Given data:
□ □ □

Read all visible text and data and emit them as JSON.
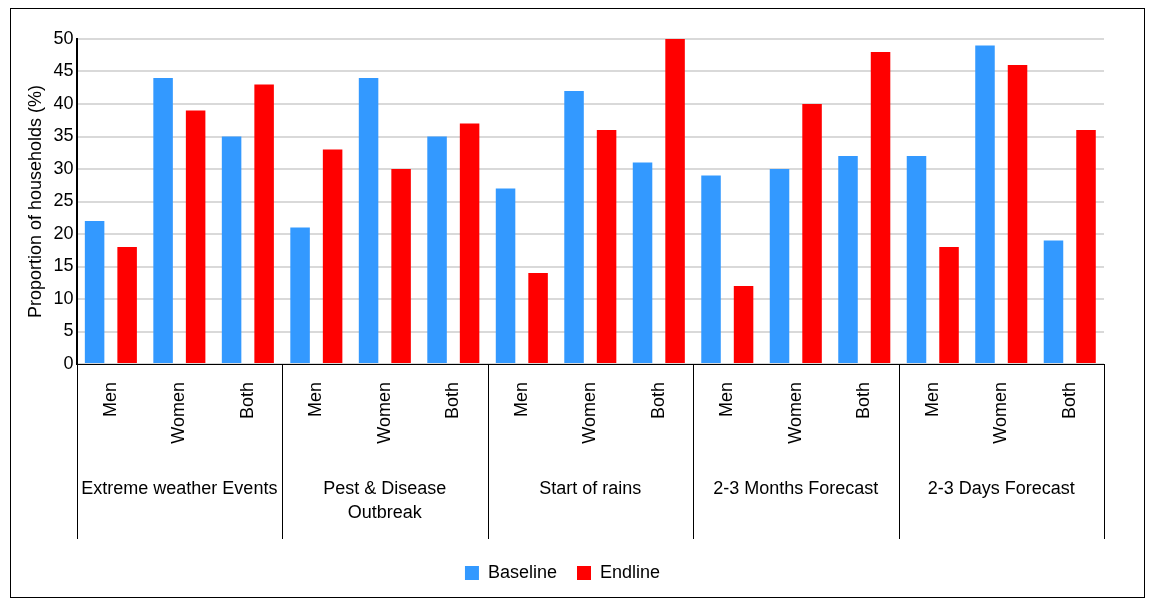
{
  "chart_data": {
    "type": "bar",
    "ylabel": "Proportion of households (%)",
    "categories": [
      "Men",
      "Women",
      "Both",
      "Men",
      "Women",
      "Both",
      "Men",
      "Women",
      "Both",
      "Men",
      "Women",
      "Both",
      "Men",
      "Women",
      "Both"
    ],
    "series": [
      {
        "name": "Baseline",
        "color": "#3399ff",
        "values": [
          22,
          44,
          35,
          21,
          44,
          35,
          27,
          42,
          31,
          29,
          30,
          32,
          32,
          49,
          19
        ]
      },
      {
        "name": "Endline",
        "color": "#ff0000",
        "values": [
          18,
          39,
          43,
          33,
          30,
          37,
          14,
          36,
          50,
          12,
          40,
          48,
          18,
          46,
          36
        ]
      }
    ],
    "annotations": [
      "Extreme weather Events",
      "Pest & Disease Outbreak",
      "Start of rains",
      "2-3 Months Forecast",
      "2-3 Days Forecast"
    ],
    "ylim": [
      0,
      50
    ],
    "yticks": [
      0,
      5,
      10,
      15,
      20,
      25,
      30,
      35,
      40,
      45,
      50
    ],
    "grid": "y",
    "legend": "bottom"
  }
}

□ □ □

Your objective: Omit the pictures and output all of the other material exactly.

Solution to the problem:
Read all visible text and data and emit them as JSON.
{
  "chart_data": {
    "type": "bar",
    "ylabel": "Proportion of households (%)",
    "categories": [
      "Men",
      "Women",
      "Both",
      "Men",
      "Women",
      "Both",
      "Men",
      "Women",
      "Both",
      "Men",
      "Women",
      "Both",
      "Men",
      "Women",
      "Both"
    ],
    "series": [
      {
        "name": "Baseline",
        "color": "#3399ff",
        "values": [
          22,
          44,
          35,
          21,
          44,
          35,
          27,
          42,
          31,
          29,
          30,
          32,
          32,
          49,
          19
        ]
      },
      {
        "name": "Endline",
        "color": "#ff0000",
        "values": [
          18,
          39,
          43,
          33,
          30,
          37,
          14,
          36,
          50,
          12,
          40,
          48,
          18,
          46,
          36
        ]
      }
    ],
    "annotations": [
      "Extreme weather Events",
      "Pest & Disease Outbreak",
      "Start of rains",
      "2-3 Months Forecast",
      "2-3 Days Forecast"
    ],
    "ylim": [
      0,
      50
    ],
    "yticks": [
      0,
      5,
      10,
      15,
      20,
      25,
      30,
      35,
      40,
      45,
      50
    ],
    "grid": "y",
    "legend": "bottom"
  }
}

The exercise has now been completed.